THE EXERCISE:
Rewrite the lines of all the records below as a numbered list, leaving out blank lines and the pictures.

Coordinate annotation records
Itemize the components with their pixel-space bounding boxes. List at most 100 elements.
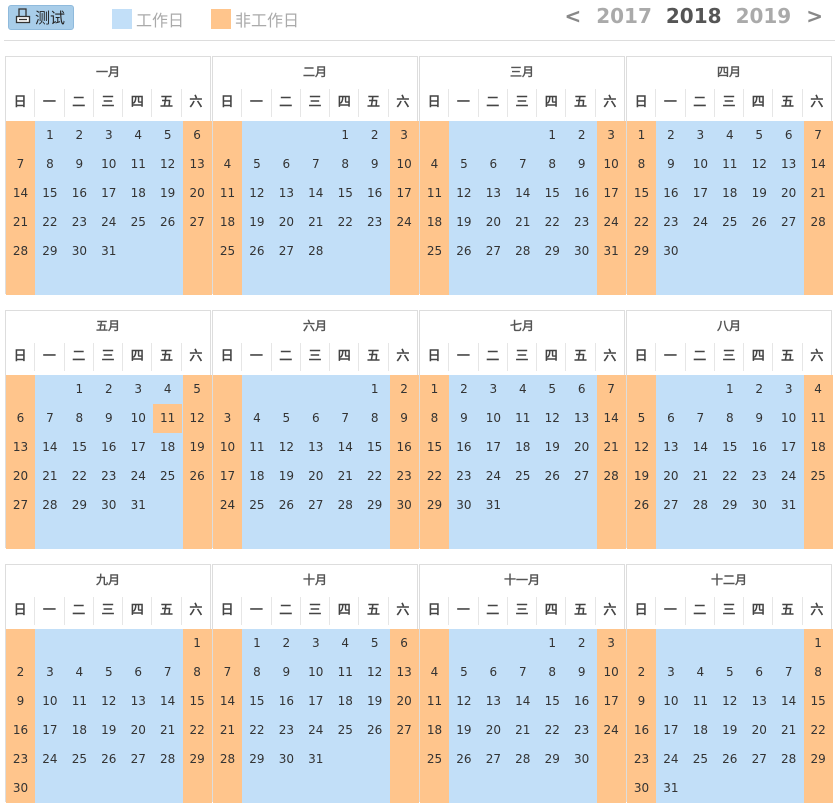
day-cell[interactable]: 18 bbox=[508, 433, 538, 462]
day-cell[interactable]: 23 bbox=[64, 208, 94, 237]
day-cell[interactable]: 13 bbox=[656, 433, 686, 462]
day-cell[interactable]: 10 bbox=[94, 150, 124, 179]
day-cell[interactable]: 28 bbox=[508, 237, 538, 266]
day-cell[interactable]: 9 bbox=[567, 150, 597, 179]
day-cell[interactable]: 4 bbox=[330, 629, 360, 658]
day-cell[interactable]: 10 bbox=[213, 433, 242, 462]
day-cell[interactable]: 4 bbox=[64, 658, 94, 687]
day-cell[interactable]: 29 bbox=[420, 491, 449, 520]
day-cell[interactable]: 5 bbox=[449, 658, 479, 687]
day-cell[interactable]: 22 bbox=[627, 208, 656, 237]
day-cell[interactable]: 13 bbox=[478, 179, 508, 208]
day-cell[interactable]: 17 bbox=[35, 716, 65, 745]
day-cell[interactable]: 19 bbox=[271, 462, 301, 491]
day-cell[interactable]: 25 bbox=[715, 208, 745, 237]
day-cell[interactable]: 27 bbox=[301, 491, 331, 520]
day-cell[interactable]: 13 bbox=[6, 433, 35, 462]
day-cell[interactable]: 29 bbox=[537, 237, 567, 266]
day-cell[interactable]: 17 bbox=[123, 433, 153, 462]
day-cell[interactable]: 11 bbox=[213, 179, 242, 208]
day-cell[interactable]: 13 bbox=[301, 433, 331, 462]
day-cell[interactable]: 16 bbox=[271, 687, 301, 716]
day-cell[interactable]: 24 bbox=[389, 208, 419, 237]
day-cell[interactable]: 15 bbox=[537, 687, 567, 716]
day-cell[interactable]: 2 bbox=[94, 375, 124, 404]
day-cell[interactable]: 11 bbox=[715, 150, 745, 179]
day-cell[interactable]: 8 bbox=[627, 150, 656, 179]
day-cell[interactable]: 21 bbox=[6, 208, 35, 237]
day-cell[interactable]: 29 bbox=[360, 491, 390, 520]
day-cell[interactable]: 4 bbox=[715, 121, 745, 150]
day-cell[interactable]: 20 bbox=[478, 208, 508, 237]
day-cell[interactable]: 7 bbox=[330, 404, 360, 433]
day-cell[interactable]: 17 bbox=[478, 433, 508, 462]
day-cell[interactable]: 11 bbox=[330, 658, 360, 687]
day-cell[interactable]: 10 bbox=[685, 150, 715, 179]
day-cell[interactable]: 11 bbox=[420, 179, 449, 208]
day-cell[interactable]: 24 bbox=[656, 745, 686, 774]
day-cell[interactable]: 1 bbox=[537, 121, 567, 150]
day-cell[interactable]: 14 bbox=[35, 433, 65, 462]
day-cell[interactable]: 14 bbox=[596, 404, 626, 433]
day-cell[interactable]: 15 bbox=[242, 687, 272, 716]
day-cell[interactable]: 21 bbox=[213, 716, 242, 745]
day-cell[interactable]: 20 bbox=[301, 462, 331, 491]
day-cell[interactable]: 16 bbox=[449, 433, 479, 462]
day-cell[interactable]: 6 bbox=[744, 658, 774, 687]
day-cell[interactable]: 28 bbox=[330, 491, 360, 520]
day-cell[interactable]: 4 bbox=[153, 375, 183, 404]
day-cell[interactable]: 19 bbox=[360, 687, 390, 716]
day-cell[interactable]: 26 bbox=[715, 745, 745, 774]
day-cell[interactable]: 24 bbox=[774, 462, 804, 491]
day-cell[interactable]: 23 bbox=[449, 462, 479, 491]
day-cell[interactable]: 17 bbox=[389, 179, 419, 208]
day-cell[interactable]: 7 bbox=[35, 404, 65, 433]
day-cell[interactable]: 19 bbox=[242, 208, 272, 237]
day-cell[interactable]: 24 bbox=[94, 208, 124, 237]
day-cell[interactable]: 11 bbox=[420, 687, 449, 716]
day-cell[interactable]: 2 bbox=[656, 121, 686, 150]
day-cell[interactable]: 28 bbox=[803, 208, 833, 237]
day-cell[interactable]: 25 bbox=[420, 237, 449, 266]
test-button[interactable]: 测试 bbox=[8, 5, 75, 30]
day-cell[interactable]: 27 bbox=[656, 491, 686, 520]
day-cell[interactable]: 23 bbox=[271, 716, 301, 745]
year-prev[interactable]: 2017 bbox=[596, 4, 652, 28]
day-cell[interactable]: 20 bbox=[744, 716, 774, 745]
day-cell[interactable]: 3 bbox=[389, 121, 419, 150]
day-cell[interactable]: 31 bbox=[656, 774, 686, 803]
day-cell[interactable]: 17 bbox=[94, 179, 124, 208]
day-cell[interactable]: 15 bbox=[182, 687, 212, 716]
day-cell[interactable]: 10 bbox=[596, 658, 626, 687]
day-cell[interactable]: 30 bbox=[627, 774, 656, 803]
day-cell[interactable]: 25 bbox=[685, 745, 715, 774]
day-cell[interactable]: 6 bbox=[301, 404, 331, 433]
day-cell[interactable]: 2 bbox=[567, 121, 597, 150]
day-cell[interactable]: 30 bbox=[567, 237, 597, 266]
day-cell[interactable]: 26 bbox=[153, 208, 183, 237]
day-cell[interactable]: 17 bbox=[596, 687, 626, 716]
day-cell[interactable]: 11 bbox=[153, 404, 183, 433]
day-cell[interactable]: 18 bbox=[330, 687, 360, 716]
day-cell[interactable]: 31 bbox=[123, 491, 153, 520]
day-cell[interactable]: 21 bbox=[330, 462, 360, 491]
day-cell[interactable]: 7 bbox=[508, 150, 538, 179]
day-cell[interactable]: 5 bbox=[182, 375, 212, 404]
day-cell[interactable]: 31 bbox=[774, 491, 804, 520]
day-cell[interactable]: 27 bbox=[389, 716, 419, 745]
day-cell[interactable]: 29 bbox=[537, 745, 567, 774]
day-cell[interactable]: 14 bbox=[508, 179, 538, 208]
next-year-icon[interactable]: > bbox=[806, 4, 823, 28]
day-cell[interactable]: 14 bbox=[803, 150, 833, 179]
day-cell[interactable]: 10 bbox=[301, 658, 331, 687]
day-cell[interactable]: 3 bbox=[478, 375, 508, 404]
day-cell[interactable]: 21 bbox=[35, 462, 65, 491]
day-cell[interactable]: 18 bbox=[715, 179, 745, 208]
day-cell[interactable]: 28 bbox=[685, 491, 715, 520]
day-cell[interactable]: 17 bbox=[596, 179, 626, 208]
day-cell[interactable]: 21 bbox=[508, 716, 538, 745]
day-cell[interactable]: 17 bbox=[774, 433, 804, 462]
day-cell[interactable]: 22 bbox=[330, 208, 360, 237]
day-cell[interactable]: 23 bbox=[627, 745, 656, 774]
day-cell[interactable]: 12 bbox=[449, 687, 479, 716]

SOLUTION TO THIS EXERCISE:
1. Itemize the components with their pixel-space bounding boxes. List at most 100 elements.
2. day-cell[interactable]: 18 bbox=[508, 433, 538, 462]
3. day-cell[interactable]: 23 bbox=[64, 208, 94, 237]
4. day-cell[interactable]: 13 bbox=[656, 433, 686, 462]
5. day-cell[interactable]: 10 bbox=[94, 150, 124, 179]
6. day-cell[interactable]: 28 bbox=[508, 237, 538, 266]
7. day-cell[interactable]: 9 bbox=[567, 150, 597, 179]
8. day-cell[interactable]: 4 bbox=[330, 629, 360, 658]
9. day-cell[interactable]: 10 bbox=[213, 433, 242, 462]
10. day-cell[interactable]: 4 bbox=[64, 658, 94, 687]
11. day-cell[interactable]: 29 bbox=[420, 491, 449, 520]
12. day-cell[interactable]: 5 bbox=[449, 658, 479, 687]
13. day-cell[interactable]: 22 bbox=[627, 208, 656, 237]
14. day-cell[interactable]: 13 bbox=[478, 179, 508, 208]
15. day-cell[interactable]: 17 bbox=[35, 716, 65, 745]
16. day-cell[interactable]: 19 bbox=[271, 462, 301, 491]
17. day-cell[interactable]: 25 bbox=[715, 208, 745, 237]
18. day-cell[interactable]: 27 bbox=[301, 491, 331, 520]
19. day-cell[interactable]: 13 bbox=[6, 433, 35, 462]
20. day-cell[interactable]: 29 bbox=[537, 237, 567, 266]
21. day-cell[interactable]: 17 bbox=[123, 433, 153, 462]
22. day-cell[interactable]: 11 bbox=[213, 179, 242, 208]
23. day-cell[interactable]: 13 bbox=[301, 433, 331, 462]
24. day-cell[interactable]: 16 bbox=[271, 687, 301, 716]
25. day-cell[interactable]: 24 bbox=[389, 208, 419, 237]
26. day-cell[interactable]: 15 bbox=[537, 687, 567, 716]
27. day-cell[interactable]: 2 bbox=[94, 375, 124, 404]
28. day-cell[interactable]: 11 bbox=[715, 150, 745, 179]
29. day-cell[interactable]: 8 bbox=[627, 150, 656, 179]
30. day-cell[interactable]: 21 bbox=[6, 208, 35, 237]
31. day-cell[interactable]: 29 bbox=[360, 491, 390, 520]
32. day-cell[interactable]: 4 bbox=[715, 121, 745, 150]
33. day-cell[interactable]: 20 bbox=[478, 208, 508, 237]
34. day-cell[interactable]: 7 bbox=[330, 404, 360, 433]
35. day-cell[interactable]: 17 bbox=[478, 433, 508, 462]
36. day-cell[interactable]: 11 bbox=[330, 658, 360, 687]
37. day-cell[interactable]: 10 bbox=[685, 150, 715, 179]
38. day-cell[interactable]: 11 bbox=[420, 179, 449, 208]
39. day-cell[interactable]: 24 bbox=[656, 745, 686, 774]
40. day-cell[interactable]: 1 bbox=[537, 121, 567, 150]
41. day-cell[interactable]: 14 bbox=[35, 433, 65, 462]
42. day-cell[interactable]: 14 bbox=[596, 404, 626, 433]
43. day-cell[interactable]: 15 bbox=[242, 687, 272, 716]
44. day-cell[interactable]: 21 bbox=[213, 716, 242, 745]
45. day-cell[interactable]: 20 bbox=[301, 462, 331, 491]
46. day-cell[interactable]: 16 bbox=[449, 433, 479, 462]
47. day-cell[interactable]: 6 bbox=[744, 658, 774, 687]
48. day-cell[interactable]: 28 bbox=[330, 491, 360, 520]
49. day-cell[interactable]: 4 bbox=[153, 375, 183, 404]
50. day-cell[interactable]: 19 bbox=[360, 687, 390, 716]
51. day-cell[interactable]: 26 bbox=[715, 745, 745, 774]
52. day-cell[interactable]: 24 bbox=[774, 462, 804, 491]
53. day-cell[interactable]: 23 bbox=[449, 462, 479, 491]
54. day-cell[interactable]: 17 bbox=[389, 179, 419, 208]
55. day-cell[interactable]: 7 bbox=[35, 404, 65, 433]
56. day-cell[interactable]: 19 bbox=[242, 208, 272, 237]
57. day-cell[interactable]: 24 bbox=[94, 208, 124, 237]
58. day-cell[interactable]: 11 bbox=[420, 687, 449, 716]
59. day-cell[interactable]: 2 bbox=[656, 121, 686, 150]
60. day-cell[interactable]: 28 bbox=[803, 208, 833, 237]
61. day-cell[interactable]: 25 bbox=[420, 237, 449, 266]
62. test-button[interactable]: 测试 bbox=[8, 5, 75, 30]
63. day-cell[interactable]: 27 bbox=[656, 491, 686, 520]
64. day-cell[interactable]: 23 bbox=[271, 716, 301, 745]
65. year-prev[interactable]: 2017 bbox=[596, 4, 652, 28]
66. day-cell[interactable]: 20 bbox=[744, 716, 774, 745]
67. day-cell[interactable]: 3 bbox=[389, 121, 419, 150]
68. day-cell[interactable]: 31 bbox=[656, 774, 686, 803]
69. day-cell[interactable]: 17 bbox=[94, 179, 124, 208]
70. day-cell[interactable]: 15 bbox=[182, 687, 212, 716]
71. day-cell[interactable]: 10 bbox=[596, 658, 626, 687]
72. day-cell[interactable]: 30 bbox=[627, 774, 656, 803]
73. day-cell[interactable]: 25 bbox=[685, 745, 715, 774]
74. day-cell[interactable]: 6 bbox=[301, 404, 331, 433]
75. day-cell[interactable]: 2 bbox=[567, 121, 597, 150]
76. day-cell[interactable]: 30 bbox=[567, 237, 597, 266]
77. day-cell[interactable]: 26 bbox=[153, 208, 183, 237]
78. day-cell[interactable]: 17 bbox=[596, 687, 626, 716]
79. day-cell[interactable]: 11 bbox=[153, 404, 183, 433]
80. day-cell[interactable]: 18 bbox=[330, 687, 360, 716]
81. day-cell[interactable]: 31 bbox=[123, 491, 153, 520]
82. day-cell[interactable]: 21 bbox=[330, 462, 360, 491]
83. day-cell[interactable]: 7 bbox=[508, 150, 538, 179]
84. day-cell[interactable]: 5 bbox=[182, 375, 212, 404]
85. day-cell[interactable]: 31 bbox=[774, 491, 804, 520]
86. day-cell[interactable]: 27 bbox=[389, 716, 419, 745]
87. day-cell[interactable]: 29 bbox=[537, 745, 567, 774]
88. day-cell[interactable]: 14 bbox=[508, 179, 538, 208]
89. next-year-icon[interactable]: > bbox=[806, 4, 823, 28]
90. day-cell[interactable]: 14 bbox=[803, 150, 833, 179]
91. day-cell[interactable]: 10 bbox=[301, 658, 331, 687]
92. day-cell[interactable]: 3 bbox=[478, 375, 508, 404]
93. day-cell[interactable]: 21 bbox=[35, 462, 65, 491]
94. day-cell[interactable]: 18 bbox=[715, 179, 745, 208]
95. day-cell[interactable]: 28 bbox=[685, 491, 715, 520]
96. day-cell[interactable]: 17 bbox=[596, 179, 626, 208]
97. day-cell[interactable]: 21 bbox=[508, 716, 538, 745]
98. day-cell[interactable]: 17 bbox=[774, 433, 804, 462]
99. day-cell[interactable]: 22 bbox=[330, 208, 360, 237]
100. day-cell[interactable]: 23 bbox=[627, 745, 656, 774]
101. day-cell[interactable]: 12 bbox=[449, 687, 479, 716]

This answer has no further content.